WRITTEN INSTRUCTION –
Your output must consist solely of the lines from the one containing "Transcribe this image's" through the end of the records, reproduced exactly.

DATA PROVIDED –
-------

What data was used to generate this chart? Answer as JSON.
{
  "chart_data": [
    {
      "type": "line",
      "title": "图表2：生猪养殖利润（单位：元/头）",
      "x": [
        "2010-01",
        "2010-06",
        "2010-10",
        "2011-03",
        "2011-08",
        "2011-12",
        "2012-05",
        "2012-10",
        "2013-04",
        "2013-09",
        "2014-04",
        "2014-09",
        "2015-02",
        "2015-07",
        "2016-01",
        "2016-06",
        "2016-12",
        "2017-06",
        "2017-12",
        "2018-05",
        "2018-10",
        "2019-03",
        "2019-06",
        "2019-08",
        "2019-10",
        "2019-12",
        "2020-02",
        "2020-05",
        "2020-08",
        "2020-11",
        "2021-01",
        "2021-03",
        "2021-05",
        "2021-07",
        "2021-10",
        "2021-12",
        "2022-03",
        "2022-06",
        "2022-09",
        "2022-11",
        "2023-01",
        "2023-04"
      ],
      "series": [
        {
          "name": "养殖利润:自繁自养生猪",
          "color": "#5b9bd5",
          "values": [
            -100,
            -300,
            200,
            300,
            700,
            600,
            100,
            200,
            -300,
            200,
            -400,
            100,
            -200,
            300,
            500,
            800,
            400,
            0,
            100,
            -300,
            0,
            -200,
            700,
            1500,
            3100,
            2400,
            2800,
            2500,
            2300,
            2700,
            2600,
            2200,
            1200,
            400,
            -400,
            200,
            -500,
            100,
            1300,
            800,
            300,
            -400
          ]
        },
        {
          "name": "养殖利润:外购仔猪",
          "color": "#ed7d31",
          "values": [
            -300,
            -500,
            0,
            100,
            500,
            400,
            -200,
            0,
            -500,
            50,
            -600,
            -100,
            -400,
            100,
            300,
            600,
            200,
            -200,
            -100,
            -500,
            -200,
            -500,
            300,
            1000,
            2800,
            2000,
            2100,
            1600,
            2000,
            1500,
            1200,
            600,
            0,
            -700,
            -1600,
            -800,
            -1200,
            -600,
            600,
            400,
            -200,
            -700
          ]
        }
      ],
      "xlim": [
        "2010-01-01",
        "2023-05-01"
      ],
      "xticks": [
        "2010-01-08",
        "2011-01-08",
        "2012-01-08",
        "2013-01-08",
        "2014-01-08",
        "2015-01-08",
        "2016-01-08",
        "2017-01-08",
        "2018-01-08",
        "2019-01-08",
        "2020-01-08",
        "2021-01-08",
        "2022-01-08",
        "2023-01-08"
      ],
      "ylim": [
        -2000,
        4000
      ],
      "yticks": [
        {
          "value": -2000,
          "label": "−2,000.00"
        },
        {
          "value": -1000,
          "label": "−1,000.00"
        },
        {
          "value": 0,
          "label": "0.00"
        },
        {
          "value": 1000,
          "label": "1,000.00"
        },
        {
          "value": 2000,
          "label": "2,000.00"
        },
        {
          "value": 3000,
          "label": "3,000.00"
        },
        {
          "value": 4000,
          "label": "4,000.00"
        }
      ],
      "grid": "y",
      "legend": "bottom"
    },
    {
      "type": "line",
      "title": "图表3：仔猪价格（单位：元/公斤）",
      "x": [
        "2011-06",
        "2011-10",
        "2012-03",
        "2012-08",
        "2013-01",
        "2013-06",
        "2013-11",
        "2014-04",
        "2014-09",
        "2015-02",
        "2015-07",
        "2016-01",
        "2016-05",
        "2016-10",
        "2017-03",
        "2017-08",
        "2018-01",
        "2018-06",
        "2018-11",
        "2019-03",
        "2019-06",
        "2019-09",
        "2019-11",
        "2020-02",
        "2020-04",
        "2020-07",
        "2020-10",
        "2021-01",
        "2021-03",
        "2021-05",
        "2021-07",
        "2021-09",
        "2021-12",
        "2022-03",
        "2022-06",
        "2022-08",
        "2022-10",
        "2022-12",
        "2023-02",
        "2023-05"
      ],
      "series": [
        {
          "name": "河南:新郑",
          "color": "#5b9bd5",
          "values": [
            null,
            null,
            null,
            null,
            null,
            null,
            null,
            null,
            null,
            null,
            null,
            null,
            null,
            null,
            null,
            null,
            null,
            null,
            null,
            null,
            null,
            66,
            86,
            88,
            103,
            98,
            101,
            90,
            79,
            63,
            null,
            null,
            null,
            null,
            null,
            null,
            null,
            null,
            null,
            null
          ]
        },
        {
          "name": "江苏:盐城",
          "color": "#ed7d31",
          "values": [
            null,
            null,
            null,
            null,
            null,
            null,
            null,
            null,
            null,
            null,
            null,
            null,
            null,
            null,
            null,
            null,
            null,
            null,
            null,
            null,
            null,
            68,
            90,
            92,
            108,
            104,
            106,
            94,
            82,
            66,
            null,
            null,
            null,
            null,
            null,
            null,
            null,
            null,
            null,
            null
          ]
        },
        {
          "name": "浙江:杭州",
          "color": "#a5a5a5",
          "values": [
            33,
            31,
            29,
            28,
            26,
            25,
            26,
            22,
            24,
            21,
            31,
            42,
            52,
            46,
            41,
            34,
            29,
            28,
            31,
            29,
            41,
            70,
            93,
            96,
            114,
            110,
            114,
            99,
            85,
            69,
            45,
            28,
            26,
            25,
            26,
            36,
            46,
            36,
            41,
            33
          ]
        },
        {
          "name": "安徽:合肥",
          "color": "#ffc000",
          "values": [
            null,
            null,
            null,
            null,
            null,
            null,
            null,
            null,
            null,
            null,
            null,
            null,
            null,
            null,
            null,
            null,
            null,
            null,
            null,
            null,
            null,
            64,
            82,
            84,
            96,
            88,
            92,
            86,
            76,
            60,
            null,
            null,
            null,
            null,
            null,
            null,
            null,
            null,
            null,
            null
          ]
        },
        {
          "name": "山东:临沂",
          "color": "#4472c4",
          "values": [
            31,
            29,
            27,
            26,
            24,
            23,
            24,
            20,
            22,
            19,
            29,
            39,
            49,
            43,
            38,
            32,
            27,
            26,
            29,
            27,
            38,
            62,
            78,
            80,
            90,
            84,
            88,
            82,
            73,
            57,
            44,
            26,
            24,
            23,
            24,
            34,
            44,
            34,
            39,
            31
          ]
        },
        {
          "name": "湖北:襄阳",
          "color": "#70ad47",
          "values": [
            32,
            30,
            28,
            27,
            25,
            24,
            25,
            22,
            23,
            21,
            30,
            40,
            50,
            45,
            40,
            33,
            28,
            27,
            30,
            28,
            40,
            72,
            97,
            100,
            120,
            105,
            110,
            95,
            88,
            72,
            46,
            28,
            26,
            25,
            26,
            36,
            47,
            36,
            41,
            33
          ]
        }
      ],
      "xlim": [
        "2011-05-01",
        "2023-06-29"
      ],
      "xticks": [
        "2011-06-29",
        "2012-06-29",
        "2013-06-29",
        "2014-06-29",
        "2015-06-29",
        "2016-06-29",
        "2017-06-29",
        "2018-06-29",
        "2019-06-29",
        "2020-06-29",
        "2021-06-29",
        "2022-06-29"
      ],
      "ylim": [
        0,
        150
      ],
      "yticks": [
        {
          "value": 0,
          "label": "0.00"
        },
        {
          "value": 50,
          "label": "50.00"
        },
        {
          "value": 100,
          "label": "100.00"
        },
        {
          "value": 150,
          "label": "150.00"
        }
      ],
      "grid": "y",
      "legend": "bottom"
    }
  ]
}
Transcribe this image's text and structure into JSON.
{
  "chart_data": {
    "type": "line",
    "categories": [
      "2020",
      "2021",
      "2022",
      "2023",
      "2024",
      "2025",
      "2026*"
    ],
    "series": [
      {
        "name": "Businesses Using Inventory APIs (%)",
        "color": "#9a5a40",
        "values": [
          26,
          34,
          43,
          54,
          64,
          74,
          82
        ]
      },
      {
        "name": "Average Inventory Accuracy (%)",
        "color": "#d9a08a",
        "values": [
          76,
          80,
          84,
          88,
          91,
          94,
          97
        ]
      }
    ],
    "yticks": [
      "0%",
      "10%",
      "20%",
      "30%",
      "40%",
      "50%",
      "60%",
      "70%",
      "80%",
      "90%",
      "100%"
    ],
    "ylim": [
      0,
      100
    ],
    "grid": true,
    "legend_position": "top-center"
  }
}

-------

IN RESPONSE –
Transcribe this image's text and structure into JSON.
{
  "chart_data": {
    "type": "line",
    "categories": [
      "2020",
      "2021",
      "2022",
      "2023",
      "2024",
      "2025",
      "2026*"
    ],
    "series": [
      {
        "name": "Businesses Using Inventory APIs (%)",
        "color": "#9a5a40",
        "values": [
          26,
          34,
          43,
          54,
          64,
          74,
          82
        ]
      },
      {
        "name": "Average Inventory Accuracy (%)",
        "color": "#d9a08a",
        "values": [
          76,
          80,
          84,
          88,
          91,
          94,
          97
        ]
      }
    ],
    "yticks": [
      "0%",
      "10%",
      "20%",
      "30%",
      "40%",
      "50%",
      "60%",
      "70%",
      "80%",
      "90%",
      "100%"
    ],
    "ylim": [
      0,
      100
    ],
    "grid": true,
    "legend_position": "top-center"
  }
}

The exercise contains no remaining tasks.